ИСХОДНЫЙ ТЕКСТ
====

Интервью · Культура

От «Абсолют» до «Я»

Нынче модно ностальгировать по СССР, особенно по брежневской эпохе, якобы спокойной, сытой и свободной

В издательстве «Эксмо» выходит книга филолога и культуролога Михаила Эпштейна и писателя Сергея Юрьенена «Энциклопедия юности», где это время показано глазами очевидцев. Это опыт лирической культурологии, сочетающей дневники той поры с воспоминаниями и размышлениями. Публикуем отрывок из книги, которая должна выйти в конце октября

Идеология

Михаил Эпштейн:Первое потрясение случилось, когда мне было лет шесть и я со своей подружкой Юлей играл во дворе. Наступали ноябрьские праздники. «Что-то не видно портретов Сталина», — заметил я с несвойственной мне наблюдательностью. И тут Юля меня просветила. «Сталин — плохой. Он убивал людей», — заявила она с непререкаемым авторитетом первоклассницы. И что-то во мне обрушилось. Сталин? Убивал людей? Так отзвук хрущевской большой политики дошел до нашей песочницы.
В семье не принято было говорить о политике, религии, эротике. Табу выстраивались именно в такой последовательности. Первое мое несогласие объявилось в 8-м классе перед классным руководителем Наумом Захаровичем Цлафом, который вел у нас химию. Что-то он внушал нам об успехах науки и о том, что религиозные пережитки окончательно разоблачены, поскольку космонавты побывали на небе, но Бога не обнаружили. Меня эта глупость вывела из себя, и я на весь класс стал перечить. После чего он вызвал маму и дружески ее предупредил.

====

Записи о границах элементов
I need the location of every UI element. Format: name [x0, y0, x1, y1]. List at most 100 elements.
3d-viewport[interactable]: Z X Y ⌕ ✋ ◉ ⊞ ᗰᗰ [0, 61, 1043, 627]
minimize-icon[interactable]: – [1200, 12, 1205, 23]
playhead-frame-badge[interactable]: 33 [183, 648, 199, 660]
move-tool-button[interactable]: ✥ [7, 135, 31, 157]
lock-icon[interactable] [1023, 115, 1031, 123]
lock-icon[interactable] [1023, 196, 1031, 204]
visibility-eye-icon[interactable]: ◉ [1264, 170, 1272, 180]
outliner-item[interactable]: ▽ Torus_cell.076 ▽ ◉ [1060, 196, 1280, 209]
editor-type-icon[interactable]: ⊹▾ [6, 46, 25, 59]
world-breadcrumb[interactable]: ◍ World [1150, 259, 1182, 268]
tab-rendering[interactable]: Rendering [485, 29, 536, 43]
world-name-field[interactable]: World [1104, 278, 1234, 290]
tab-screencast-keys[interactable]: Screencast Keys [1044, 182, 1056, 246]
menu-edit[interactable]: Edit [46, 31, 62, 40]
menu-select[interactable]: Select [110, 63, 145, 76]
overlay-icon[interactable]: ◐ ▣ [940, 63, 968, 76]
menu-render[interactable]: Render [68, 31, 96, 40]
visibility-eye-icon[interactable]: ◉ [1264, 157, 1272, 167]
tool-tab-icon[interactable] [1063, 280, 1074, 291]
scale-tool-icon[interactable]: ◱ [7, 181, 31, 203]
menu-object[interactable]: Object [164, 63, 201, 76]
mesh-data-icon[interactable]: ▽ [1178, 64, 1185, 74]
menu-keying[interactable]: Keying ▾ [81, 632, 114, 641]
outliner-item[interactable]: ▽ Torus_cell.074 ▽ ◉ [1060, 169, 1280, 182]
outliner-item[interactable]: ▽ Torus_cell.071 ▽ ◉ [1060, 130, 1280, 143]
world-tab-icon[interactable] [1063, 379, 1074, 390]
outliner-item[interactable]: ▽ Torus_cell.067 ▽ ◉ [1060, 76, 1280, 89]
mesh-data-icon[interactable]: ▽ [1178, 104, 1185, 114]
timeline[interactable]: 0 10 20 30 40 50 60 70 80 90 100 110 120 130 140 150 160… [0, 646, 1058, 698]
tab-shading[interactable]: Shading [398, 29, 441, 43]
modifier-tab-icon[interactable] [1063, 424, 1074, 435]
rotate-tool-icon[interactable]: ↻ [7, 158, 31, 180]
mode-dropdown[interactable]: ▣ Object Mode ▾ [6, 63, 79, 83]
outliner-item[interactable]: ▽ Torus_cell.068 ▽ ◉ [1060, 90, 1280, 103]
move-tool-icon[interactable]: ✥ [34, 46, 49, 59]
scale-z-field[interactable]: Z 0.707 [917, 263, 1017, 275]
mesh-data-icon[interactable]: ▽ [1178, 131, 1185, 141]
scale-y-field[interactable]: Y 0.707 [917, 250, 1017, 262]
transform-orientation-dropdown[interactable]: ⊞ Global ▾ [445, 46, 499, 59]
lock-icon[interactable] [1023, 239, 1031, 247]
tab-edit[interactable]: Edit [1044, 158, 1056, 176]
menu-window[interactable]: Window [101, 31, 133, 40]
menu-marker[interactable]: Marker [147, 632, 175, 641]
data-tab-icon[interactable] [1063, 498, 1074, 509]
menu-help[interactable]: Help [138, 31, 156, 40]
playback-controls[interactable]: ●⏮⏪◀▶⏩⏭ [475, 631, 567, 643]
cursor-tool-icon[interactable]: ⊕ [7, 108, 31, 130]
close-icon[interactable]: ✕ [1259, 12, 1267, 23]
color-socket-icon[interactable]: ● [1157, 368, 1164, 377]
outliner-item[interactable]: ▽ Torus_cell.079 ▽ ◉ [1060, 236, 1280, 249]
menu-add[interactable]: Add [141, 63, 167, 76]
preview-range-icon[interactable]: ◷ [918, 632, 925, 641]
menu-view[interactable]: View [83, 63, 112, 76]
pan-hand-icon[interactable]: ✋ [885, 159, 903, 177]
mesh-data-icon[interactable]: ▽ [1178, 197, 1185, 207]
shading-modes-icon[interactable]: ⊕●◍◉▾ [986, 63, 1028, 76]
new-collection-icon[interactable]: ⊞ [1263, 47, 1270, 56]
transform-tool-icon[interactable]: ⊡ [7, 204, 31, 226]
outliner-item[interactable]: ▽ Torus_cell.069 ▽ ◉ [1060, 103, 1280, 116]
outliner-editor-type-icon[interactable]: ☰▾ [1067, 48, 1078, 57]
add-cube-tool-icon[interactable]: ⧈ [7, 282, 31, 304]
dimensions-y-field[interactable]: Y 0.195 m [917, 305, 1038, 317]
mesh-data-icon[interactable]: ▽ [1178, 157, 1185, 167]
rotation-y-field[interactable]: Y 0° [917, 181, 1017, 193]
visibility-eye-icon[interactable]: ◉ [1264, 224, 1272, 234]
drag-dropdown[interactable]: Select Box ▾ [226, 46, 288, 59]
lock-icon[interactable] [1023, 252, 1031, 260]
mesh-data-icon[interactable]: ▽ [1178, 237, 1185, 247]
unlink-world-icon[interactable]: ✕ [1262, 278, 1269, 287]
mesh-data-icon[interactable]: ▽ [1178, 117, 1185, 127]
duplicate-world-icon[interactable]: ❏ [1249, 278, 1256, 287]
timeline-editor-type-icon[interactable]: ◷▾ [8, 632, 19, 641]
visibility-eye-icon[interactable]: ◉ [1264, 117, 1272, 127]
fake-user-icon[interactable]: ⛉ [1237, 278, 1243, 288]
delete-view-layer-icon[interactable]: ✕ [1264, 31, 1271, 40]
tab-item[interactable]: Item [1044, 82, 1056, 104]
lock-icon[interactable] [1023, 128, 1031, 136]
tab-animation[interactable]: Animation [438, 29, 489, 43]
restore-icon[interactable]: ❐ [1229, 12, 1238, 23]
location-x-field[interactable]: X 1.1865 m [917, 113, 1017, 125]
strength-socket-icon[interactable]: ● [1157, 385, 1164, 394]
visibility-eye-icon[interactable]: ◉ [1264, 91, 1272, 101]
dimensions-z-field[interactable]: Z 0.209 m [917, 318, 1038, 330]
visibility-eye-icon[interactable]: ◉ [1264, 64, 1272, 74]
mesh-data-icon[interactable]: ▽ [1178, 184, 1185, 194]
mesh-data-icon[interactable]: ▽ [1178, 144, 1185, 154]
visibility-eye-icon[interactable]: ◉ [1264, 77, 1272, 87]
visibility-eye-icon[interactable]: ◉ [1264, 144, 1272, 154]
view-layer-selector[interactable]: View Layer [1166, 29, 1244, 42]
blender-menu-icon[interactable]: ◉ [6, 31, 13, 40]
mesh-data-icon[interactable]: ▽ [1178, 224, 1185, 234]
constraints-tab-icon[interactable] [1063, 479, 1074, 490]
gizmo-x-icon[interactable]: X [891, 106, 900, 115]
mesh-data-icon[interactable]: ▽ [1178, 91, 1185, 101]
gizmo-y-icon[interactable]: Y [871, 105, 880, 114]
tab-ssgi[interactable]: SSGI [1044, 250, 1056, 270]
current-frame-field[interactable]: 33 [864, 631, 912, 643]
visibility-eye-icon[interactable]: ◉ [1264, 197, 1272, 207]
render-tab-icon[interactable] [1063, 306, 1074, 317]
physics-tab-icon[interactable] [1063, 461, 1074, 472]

====

ЗАДАНИЕ
Кратко перескажите абзац исходного текста, начинающийся словами «В семье не принято было говорить», сохранив его основные факты.

ВЫПОЛНЕННОЕ ЗАДАНИЕ
В семье было не принято говорить о политике, религии и эротике, причем табу выстраивались именно в таком порядке. Первое несогласие рассказчик высказал в 8-м классе. Классный руководитель и учитель химии Наум Захарович Цлаф утверждал, что религиозные пережитки окончательно разоблачены, ведь космонавты побывали на небе, но Бога не обнаружили. Возмущенный этой глупостью, рассказчик стал возражать ему на весь класс, после чего учитель вызвал маму и дружески ее предупредил.